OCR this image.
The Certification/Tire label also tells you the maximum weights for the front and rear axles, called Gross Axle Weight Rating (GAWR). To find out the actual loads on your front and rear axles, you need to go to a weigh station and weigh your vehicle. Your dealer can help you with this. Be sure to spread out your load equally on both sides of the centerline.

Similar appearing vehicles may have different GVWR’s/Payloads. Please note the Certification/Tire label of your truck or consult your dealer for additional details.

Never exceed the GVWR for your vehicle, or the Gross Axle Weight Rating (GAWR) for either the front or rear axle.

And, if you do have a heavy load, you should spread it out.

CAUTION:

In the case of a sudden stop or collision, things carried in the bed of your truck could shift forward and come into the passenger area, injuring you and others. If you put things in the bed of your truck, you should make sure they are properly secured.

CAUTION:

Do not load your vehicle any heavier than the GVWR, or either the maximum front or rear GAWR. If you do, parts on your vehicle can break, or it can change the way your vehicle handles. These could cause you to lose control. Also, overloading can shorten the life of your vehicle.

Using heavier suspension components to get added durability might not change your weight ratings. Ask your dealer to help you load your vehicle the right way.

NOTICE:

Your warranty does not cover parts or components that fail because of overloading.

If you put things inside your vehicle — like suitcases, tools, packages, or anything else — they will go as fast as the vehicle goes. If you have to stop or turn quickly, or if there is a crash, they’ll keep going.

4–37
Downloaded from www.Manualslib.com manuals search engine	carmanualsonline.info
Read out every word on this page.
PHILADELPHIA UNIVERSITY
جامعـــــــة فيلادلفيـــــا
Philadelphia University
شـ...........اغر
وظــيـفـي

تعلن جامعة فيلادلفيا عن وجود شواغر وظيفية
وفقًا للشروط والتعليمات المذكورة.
────────────────────────────────────────
▸ **EXERCISE DIRECTIONS**
Find the string "could" in the entries above and return each line that holds it.

▸ **RESPONSE TO THE TASK**
In the case of a sudden stop or collision, things carried in the bed of your truck could shift forward and come into the passenger area, injuring you and others. If you put things in the bed of your truck, you should make sure they are properly secured.
Do not load your vehicle any heavier than the GVWR, or either the maximum front or rear GAWR. If you do, parts on your vehicle can break, or it can change the way your vehicle handles. These could cause you to lose control. Also, overloading can shorten the life of your vehicle.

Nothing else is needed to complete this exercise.